# Dataset records start

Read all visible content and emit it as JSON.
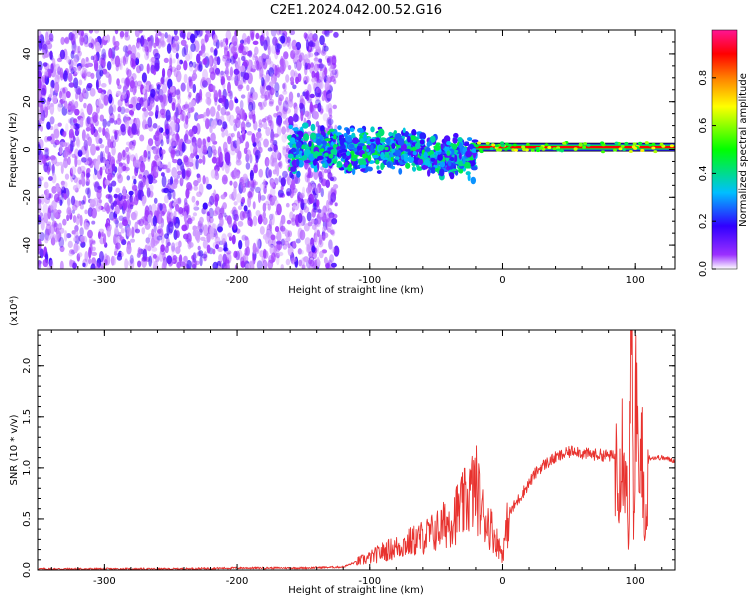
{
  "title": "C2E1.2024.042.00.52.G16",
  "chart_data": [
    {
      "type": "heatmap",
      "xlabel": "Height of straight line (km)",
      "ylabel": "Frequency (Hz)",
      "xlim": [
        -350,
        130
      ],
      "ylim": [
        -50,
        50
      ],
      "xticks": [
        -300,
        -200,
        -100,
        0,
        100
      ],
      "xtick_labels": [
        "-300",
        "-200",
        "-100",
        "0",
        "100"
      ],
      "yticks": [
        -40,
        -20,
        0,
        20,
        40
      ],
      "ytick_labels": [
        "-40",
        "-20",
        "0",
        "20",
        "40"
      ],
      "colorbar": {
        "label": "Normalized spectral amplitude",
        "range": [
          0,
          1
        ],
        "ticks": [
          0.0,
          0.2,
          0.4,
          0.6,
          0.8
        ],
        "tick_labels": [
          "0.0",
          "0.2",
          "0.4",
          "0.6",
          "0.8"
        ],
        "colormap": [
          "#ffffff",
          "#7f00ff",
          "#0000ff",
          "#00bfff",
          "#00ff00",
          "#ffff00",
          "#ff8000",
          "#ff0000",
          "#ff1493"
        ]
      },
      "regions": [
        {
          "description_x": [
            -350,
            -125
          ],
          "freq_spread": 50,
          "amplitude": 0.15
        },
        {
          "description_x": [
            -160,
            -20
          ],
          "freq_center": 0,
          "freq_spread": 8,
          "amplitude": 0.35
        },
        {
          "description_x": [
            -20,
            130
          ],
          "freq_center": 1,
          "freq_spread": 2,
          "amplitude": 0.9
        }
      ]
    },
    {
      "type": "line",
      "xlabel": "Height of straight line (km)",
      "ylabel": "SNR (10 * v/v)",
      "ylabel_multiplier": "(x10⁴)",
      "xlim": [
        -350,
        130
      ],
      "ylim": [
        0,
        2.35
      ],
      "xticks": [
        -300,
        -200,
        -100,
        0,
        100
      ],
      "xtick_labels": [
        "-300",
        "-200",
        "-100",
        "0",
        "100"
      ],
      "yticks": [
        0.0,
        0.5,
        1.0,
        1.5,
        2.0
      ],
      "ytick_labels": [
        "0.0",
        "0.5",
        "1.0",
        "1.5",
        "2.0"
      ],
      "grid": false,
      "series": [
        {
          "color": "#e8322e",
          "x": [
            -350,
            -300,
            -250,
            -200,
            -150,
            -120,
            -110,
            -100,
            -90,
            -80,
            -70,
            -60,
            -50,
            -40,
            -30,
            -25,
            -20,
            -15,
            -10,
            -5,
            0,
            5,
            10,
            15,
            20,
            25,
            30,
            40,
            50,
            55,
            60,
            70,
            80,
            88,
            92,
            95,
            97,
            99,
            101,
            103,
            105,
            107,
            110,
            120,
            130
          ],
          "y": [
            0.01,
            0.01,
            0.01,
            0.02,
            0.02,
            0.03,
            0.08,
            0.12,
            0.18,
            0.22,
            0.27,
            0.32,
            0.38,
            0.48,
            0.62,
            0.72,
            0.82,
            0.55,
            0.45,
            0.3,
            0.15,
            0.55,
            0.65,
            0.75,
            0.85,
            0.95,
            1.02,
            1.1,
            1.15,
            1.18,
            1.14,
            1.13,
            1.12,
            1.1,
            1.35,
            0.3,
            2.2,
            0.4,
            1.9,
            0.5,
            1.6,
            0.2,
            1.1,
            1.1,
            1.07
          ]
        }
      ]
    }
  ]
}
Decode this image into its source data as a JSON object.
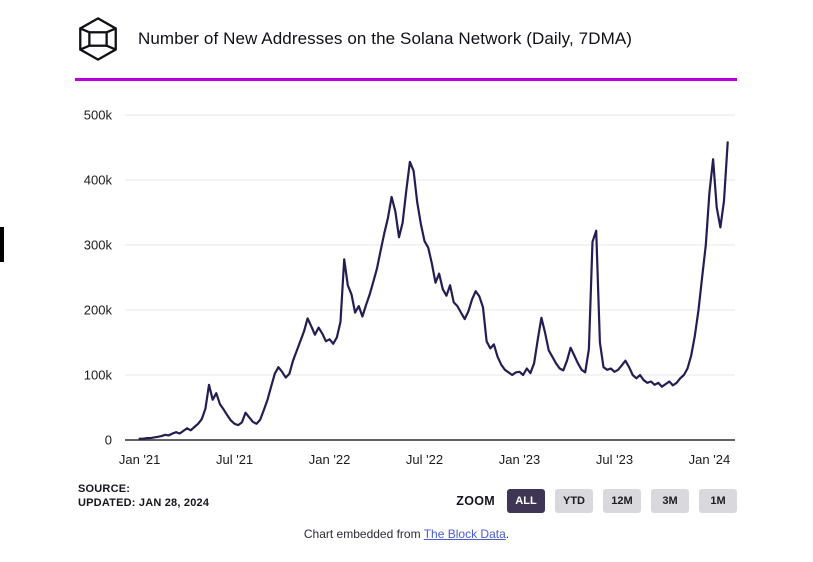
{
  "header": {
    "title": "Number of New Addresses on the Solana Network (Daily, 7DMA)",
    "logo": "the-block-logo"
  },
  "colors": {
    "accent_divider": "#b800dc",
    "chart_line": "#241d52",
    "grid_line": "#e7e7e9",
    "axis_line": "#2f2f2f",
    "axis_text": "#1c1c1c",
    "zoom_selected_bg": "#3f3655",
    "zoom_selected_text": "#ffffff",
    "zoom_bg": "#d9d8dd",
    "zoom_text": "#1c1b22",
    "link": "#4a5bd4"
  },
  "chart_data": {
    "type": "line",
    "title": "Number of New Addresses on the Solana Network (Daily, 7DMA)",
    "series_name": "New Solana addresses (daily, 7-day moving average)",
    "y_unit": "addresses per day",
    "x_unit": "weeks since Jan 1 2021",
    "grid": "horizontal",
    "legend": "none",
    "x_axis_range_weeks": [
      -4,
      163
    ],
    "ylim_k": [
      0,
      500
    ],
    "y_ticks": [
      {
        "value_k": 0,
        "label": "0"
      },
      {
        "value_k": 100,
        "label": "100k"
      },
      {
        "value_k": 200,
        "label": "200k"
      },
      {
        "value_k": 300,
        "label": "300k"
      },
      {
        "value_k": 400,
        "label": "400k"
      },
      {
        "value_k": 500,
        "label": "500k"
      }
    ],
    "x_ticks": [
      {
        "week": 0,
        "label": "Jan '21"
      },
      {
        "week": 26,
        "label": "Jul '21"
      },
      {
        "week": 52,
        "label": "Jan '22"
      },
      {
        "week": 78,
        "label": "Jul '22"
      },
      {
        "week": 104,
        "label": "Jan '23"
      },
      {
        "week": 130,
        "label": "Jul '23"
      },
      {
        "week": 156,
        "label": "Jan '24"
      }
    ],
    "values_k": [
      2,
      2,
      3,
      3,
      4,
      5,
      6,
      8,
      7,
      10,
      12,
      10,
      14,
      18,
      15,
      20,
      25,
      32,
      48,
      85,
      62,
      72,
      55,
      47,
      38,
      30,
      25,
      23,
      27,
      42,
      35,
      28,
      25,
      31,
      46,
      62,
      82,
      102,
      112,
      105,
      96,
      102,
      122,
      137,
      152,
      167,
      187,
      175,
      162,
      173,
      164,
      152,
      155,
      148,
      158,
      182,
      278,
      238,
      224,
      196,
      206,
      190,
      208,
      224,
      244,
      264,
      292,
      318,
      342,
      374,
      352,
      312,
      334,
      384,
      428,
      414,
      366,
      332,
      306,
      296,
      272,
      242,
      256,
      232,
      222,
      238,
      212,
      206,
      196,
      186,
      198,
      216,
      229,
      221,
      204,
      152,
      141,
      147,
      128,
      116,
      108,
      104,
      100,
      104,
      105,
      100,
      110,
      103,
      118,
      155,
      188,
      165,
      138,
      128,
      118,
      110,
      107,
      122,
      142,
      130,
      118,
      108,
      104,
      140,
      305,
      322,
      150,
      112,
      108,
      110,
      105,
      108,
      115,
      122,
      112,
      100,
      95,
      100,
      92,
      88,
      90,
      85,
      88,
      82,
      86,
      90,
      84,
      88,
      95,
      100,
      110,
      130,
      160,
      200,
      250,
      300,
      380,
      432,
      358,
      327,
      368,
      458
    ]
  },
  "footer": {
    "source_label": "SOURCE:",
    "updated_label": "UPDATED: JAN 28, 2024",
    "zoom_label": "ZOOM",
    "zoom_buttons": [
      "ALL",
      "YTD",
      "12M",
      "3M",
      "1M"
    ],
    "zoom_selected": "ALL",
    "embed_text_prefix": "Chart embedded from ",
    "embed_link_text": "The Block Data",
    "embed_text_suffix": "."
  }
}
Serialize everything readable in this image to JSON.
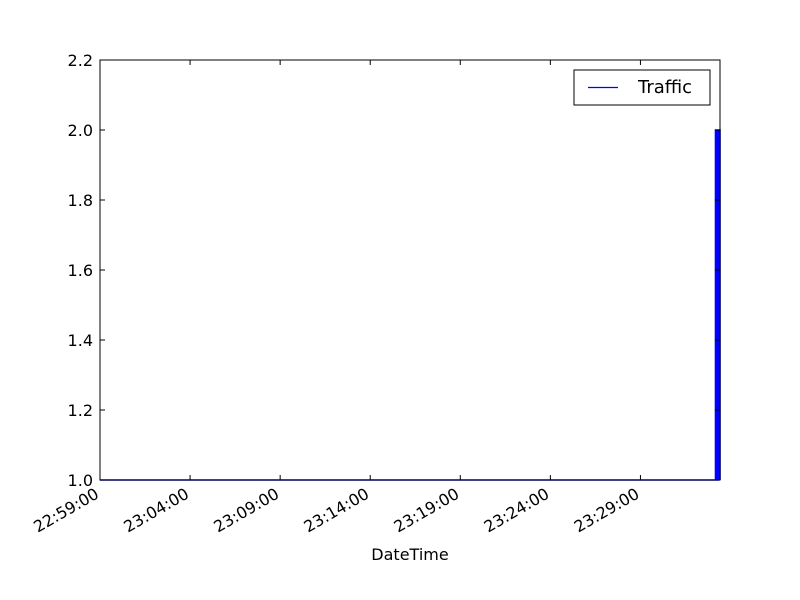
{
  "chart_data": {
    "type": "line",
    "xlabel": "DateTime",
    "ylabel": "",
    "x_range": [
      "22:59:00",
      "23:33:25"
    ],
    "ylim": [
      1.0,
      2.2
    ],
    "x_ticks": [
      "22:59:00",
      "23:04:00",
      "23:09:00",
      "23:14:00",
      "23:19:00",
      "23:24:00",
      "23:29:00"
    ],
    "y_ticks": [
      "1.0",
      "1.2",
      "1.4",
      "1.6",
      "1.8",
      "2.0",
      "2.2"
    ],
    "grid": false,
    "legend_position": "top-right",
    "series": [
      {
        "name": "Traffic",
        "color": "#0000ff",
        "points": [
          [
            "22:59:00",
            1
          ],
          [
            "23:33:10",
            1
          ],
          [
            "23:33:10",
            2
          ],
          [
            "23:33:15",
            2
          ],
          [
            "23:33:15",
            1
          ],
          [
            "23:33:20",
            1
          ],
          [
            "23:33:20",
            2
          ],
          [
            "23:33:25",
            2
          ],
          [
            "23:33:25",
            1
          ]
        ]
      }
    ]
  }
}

# Dataset records end

• **Prompt**: With pictures left out, repeat exactly the lines from the line bearing "Serialize everything readable" through the final line of the records above.

• **Correct answer**:
Serialize everything readable in this image to JSON.
{
  "chart_data": {
    "type": "line",
    "xlabel": "DateTime",
    "ylabel": "",
    "x_range": [
      "22:59:00",
      "23:33:25"
    ],
    "ylim": [
      1.0,
      2.2
    ],
    "x_ticks": [
      "22:59:00",
      "23:04:00",
      "23:09:00",
      "23:14:00",
      "23:19:00",
      "23:24:00",
      "23:29:00"
    ],
    "y_ticks": [
      "1.0",
      "1.2",
      "1.4",
      "1.6",
      "1.8",
      "2.0",
      "2.2"
    ],
    "grid": false,
    "legend_position": "top-right",
    "series": [
      {
        "name": "Traffic",
        "color": "#0000ff",
        "points": [
          [
            "22:59:00",
            1
          ],
          [
            "23:33:10",
            1
          ],
          [
            "23:33:10",
            2
          ],
          [
            "23:33:15",
            2
          ],
          [
            "23:33:15",
            1
          ],
          [
            "23:33:20",
            1
          ],
          [
            "23:33:20",
            2
          ],
          [
            "23:33:25",
            2
          ],
          [
            "23:33:25",
            1
          ]
        ]
      }
    ]
  }
}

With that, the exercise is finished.